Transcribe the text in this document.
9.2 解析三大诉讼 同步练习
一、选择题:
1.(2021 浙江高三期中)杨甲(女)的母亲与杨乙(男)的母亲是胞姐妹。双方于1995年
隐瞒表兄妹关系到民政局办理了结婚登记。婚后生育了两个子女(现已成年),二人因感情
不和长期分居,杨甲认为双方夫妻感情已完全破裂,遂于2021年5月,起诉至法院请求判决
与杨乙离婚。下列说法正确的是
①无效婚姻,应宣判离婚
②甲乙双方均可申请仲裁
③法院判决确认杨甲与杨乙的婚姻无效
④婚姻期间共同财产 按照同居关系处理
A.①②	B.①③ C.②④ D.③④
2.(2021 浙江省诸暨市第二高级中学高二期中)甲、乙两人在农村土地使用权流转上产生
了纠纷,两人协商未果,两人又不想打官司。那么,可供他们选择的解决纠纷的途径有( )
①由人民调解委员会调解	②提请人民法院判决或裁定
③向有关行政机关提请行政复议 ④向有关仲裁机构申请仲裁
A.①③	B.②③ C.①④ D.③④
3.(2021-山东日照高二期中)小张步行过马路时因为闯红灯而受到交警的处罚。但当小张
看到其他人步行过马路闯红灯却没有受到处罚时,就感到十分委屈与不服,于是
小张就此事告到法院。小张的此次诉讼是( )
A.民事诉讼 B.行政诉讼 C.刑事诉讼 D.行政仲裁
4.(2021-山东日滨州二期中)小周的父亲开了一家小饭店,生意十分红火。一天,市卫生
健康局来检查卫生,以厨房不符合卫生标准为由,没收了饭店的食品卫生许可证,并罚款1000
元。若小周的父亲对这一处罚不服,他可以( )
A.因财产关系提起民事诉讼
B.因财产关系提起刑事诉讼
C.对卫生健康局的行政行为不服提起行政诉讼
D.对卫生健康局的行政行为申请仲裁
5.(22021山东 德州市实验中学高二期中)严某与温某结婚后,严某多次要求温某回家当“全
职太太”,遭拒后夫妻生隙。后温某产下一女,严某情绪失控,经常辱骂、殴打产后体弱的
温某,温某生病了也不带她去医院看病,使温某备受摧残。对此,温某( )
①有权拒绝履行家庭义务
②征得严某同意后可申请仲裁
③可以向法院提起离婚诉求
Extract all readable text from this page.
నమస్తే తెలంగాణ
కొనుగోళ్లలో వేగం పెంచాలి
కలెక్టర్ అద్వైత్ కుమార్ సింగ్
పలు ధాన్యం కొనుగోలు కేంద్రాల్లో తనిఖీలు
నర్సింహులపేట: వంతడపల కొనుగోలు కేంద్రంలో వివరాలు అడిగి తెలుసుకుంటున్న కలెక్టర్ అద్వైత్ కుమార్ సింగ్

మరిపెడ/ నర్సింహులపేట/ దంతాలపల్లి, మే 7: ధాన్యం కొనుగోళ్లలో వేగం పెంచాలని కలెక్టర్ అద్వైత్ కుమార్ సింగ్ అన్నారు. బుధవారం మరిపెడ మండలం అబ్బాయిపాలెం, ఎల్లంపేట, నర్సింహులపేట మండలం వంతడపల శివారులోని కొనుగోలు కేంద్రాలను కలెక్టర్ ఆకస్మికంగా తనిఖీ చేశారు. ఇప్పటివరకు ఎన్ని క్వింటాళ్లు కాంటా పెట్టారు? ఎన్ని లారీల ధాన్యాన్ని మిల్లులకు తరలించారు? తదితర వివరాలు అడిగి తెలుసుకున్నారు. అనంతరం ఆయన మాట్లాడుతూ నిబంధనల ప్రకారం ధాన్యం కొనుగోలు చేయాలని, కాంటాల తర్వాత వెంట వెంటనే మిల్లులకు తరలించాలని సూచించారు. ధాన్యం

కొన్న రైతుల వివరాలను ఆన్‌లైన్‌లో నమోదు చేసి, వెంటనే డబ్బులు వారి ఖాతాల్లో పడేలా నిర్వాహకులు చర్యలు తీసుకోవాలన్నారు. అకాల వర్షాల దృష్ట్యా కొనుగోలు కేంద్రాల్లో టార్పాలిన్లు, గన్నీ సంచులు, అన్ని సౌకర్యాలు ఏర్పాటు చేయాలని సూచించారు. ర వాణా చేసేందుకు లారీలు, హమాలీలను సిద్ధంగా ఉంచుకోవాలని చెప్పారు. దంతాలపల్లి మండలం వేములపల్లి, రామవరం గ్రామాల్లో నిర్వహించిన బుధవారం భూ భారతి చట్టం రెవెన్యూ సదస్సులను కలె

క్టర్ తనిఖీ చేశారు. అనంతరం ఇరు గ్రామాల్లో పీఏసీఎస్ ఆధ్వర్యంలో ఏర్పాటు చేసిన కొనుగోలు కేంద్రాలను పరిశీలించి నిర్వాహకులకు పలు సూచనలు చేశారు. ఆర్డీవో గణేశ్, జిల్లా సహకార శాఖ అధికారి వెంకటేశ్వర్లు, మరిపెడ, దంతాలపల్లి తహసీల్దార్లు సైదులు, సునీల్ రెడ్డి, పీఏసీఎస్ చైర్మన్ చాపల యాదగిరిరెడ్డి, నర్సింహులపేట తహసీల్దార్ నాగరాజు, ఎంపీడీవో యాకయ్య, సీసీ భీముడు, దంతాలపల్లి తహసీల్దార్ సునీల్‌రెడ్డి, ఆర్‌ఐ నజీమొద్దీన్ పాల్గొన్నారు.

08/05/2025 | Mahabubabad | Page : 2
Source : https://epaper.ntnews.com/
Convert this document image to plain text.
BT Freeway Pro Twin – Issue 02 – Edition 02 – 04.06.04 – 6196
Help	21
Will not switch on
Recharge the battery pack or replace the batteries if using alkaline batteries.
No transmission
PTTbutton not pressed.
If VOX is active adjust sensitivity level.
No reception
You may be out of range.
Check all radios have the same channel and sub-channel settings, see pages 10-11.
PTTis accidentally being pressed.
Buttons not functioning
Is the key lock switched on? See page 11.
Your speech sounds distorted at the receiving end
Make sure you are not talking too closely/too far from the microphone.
-=-=-=-=-
Exercise requirements: All of the records must be repeated exactly.

Response below:
Transcribe the text in this document.
9.2 解析三大诉讼 同步练习
一、选择题:
1.(2021 浙江高三期中)杨甲(女)的母亲与杨乙(男)的母亲是胞姐妹。双方于1995年
隐瞒表兄妹关系到民政局办理了结婚登记。婚后生育了两个子女(现已成年),二人因感情
不和长期分居,杨甲认为双方夫妻感情已完全破裂,遂于2021年5月,起诉至法院请求判决
与杨乙离婚。下列说法正确的是
①无效婚姻,应宣判离婚
②甲乙双方均可申请仲裁
③法院判决确认杨甲与杨乙的婚姻无效
④婚姻期间共同财产 按照同居关系处理
A.①②	B.①③ C.②④ D.③④
2.(2021 浙江省诸暨市第二高级中学高二期中)甲、乙两人在农村土地使用权流转上产生
了纠纷,两人协商未果,两人又不想打官司。那么,可供他们选择的解决纠纷的途径有( )
①由人民调解委员会调解	②提请人民法院判决或裁定
③向有关行政机关提请行政复议 ④向有关仲裁机构申请仲裁
A.①③	B.②③ C.①④ D.③④
3.(2021-山东日照高二期中)小张步行过马路时因为闯红灯而受到交警的处罚。但当小张
看到其他人步行过马路闯红灯却没有受到处罚时,就感到十分委屈与不服,于是
小张就此事告到法院。小张的此次诉讼是( )
A.民事诉讼 B.行政诉讼 C.刑事诉讼 D.行政仲裁
4.(2021-山东日滨州二期中)小周的父亲开了一家小饭店,生意十分红火。一天,市卫生
健康局来检查卫生,以厨房不符合卫生标准为由,没收了饭店的食品卫生许可证,并罚款1000
元。若小周的父亲对这一处罚不服,他可以( )
A.因财产关系提起民事诉讼
B.因财产关系提起刑事诉讼
C.对卫生健康局的行政行为不服提起行政诉讼
D.对卫生健康局的行政行为申请仲裁
5.(22021山东 德州市实验中学高二期中)严某与温某结婚后,严某多次要求温某回家当“全
职太太”,遭拒后夫妻生隙。后温某产下一女,严某情绪失控,经常辱骂、殴打产后体弱的
温某,温某生病了也不带她去医院看病,使温某备受摧残。对此,温某( )
①有权拒绝履行家庭义务
②征得严某同意后可申请仲裁
③可以向法院提起离婚诉求
Extract all readable text from this page.
నమస్తే తెలంగాణ
కొనుగోళ్లలో వేగం పెంచాలి
కలెక్టర్ అద్వైత్ కుమార్ సింగ్
పలు ధాన్యం కొనుగోలు కేంద్రాల్లో తనిఖీలు
నర్సింహులపేట: వంతడపల కొనుగోలు కేంద్రంలో వివరాలు అడిగి తెలుసుకుంటున్న కలెక్టర్ అద్వైత్ కుమార్ సింగ్

మరిపెడ/ నర్సింహులపేట/ దంతాలపల్లి, మే 7: ధాన్యం కొనుగోళ్లలో వేగం పెంచాలని కలెక్టర్ అద్వైత్ కుమార్ సింగ్ అన్నారు. బుధవారం మరిపెడ మండలం అబ్బాయిపాలెం, ఎల్లంపేట, నర్సింహులపేట మండలం వంతడపల శివారులోని కొనుగోలు కేంద్రాలను కలెక్టర్ ఆకస్మికంగా తనిఖీ చేశారు. ఇప్పటివరకు ఎన్ని క్వింటాళ్లు కాంటా పెట్టారు? ఎన్ని లారీల ధాన్యాన్ని మిల్లులకు తరలించారు? తదితర వివరాలు అడిగి తెలుసుకున్నారు. అనంతరం ఆయన మాట్లాడుతూ నిబంధనల ప్రకారం ధాన్యం కొనుగోలు చేయాలని, కాంటాల తర్వాత వెంట వెంటనే మిల్లులకు తరలించాలని సూచించారు. ధాన్యం

కొన్న రైతుల వివరాలను ఆన్‌లైన్‌లో నమోదు చేసి, వెంటనే డబ్బులు వారి ఖాతాల్లో పడేలా నిర్వాహకులు చర్యలు తీసుకోవాలన్నారు. అకాల వర్షాల దృష్ట్యా కొనుగోలు కేంద్రాల్లో టార్పాలిన్లు, గన్నీ సంచులు, అన్ని సౌకర్యాలు ఏర్పాటు చేయాలని సూచించారు. ర వాణా చేసేందుకు లారీలు, హమాలీలను సిద్ధంగా ఉంచుకోవాలని చెప్పారు. దంతాలపల్లి మండలం వేములపల్లి, రామవరం గ్రామాల్లో నిర్వహించిన బుధవారం భూ భారతి చట్టం రెవెన్యూ సదస్సులను కలె

క్టర్ తనిఖీ చేశారు. అనంతరం ఇరు గ్రామాల్లో పీఏసీఎస్ ఆధ్వర్యంలో ఏర్పాటు చేసిన కొనుగోలు కేంద్రాలను పరిశీలించి నిర్వాహకులకు పలు సూచనలు చేశారు. ఆర్డీవో గణేశ్, జిల్లా సహకార శాఖ అధికారి వెంకటేశ్వర్లు, మరిపెడ, దంతాలపల్లి తహసీల్దార్లు సైదులు, సునీల్ రెడ్డి, పీఏసీఎస్ చైర్మన్ చాపల యాదగిరిరెడ్డి, నర్సింహులపేట తహసీల్దార్ నాగరాజు, ఎంపీడీవో యాకయ్య, సీసీ భీముడు, దంతాలపల్లి తహసీల్దార్ సునీల్‌రెడ్డి, ఆర్‌ఐ నజీమొద్దీన్ పాల్గొన్నారు.

08/05/2025 | Mahabubabad | Page : 2
Source : https://epaper.ntnews.com/
Convert this document image to plain text.
BT Freeway Pro Twin – Issue 02 – Edition 02 – 04.06.04 – 6196
Help	21
Will not switch on
Recharge the battery pack or replace the batteries if using alkaline batteries.
No transmission
PTTbutton not pressed.
If VOX is active adjust sensitivity level.
No reception
You may be out of range.
Check all radios have the same channel and sub-channel settings, see pages 10-11.
PTTis accidentally being pressed.
Buttons not functioning
Is the key lock switched on? See page 11.
Your speech sounds distorted at the receiving end
Make sure you are not talking too closely/too far from the microphone.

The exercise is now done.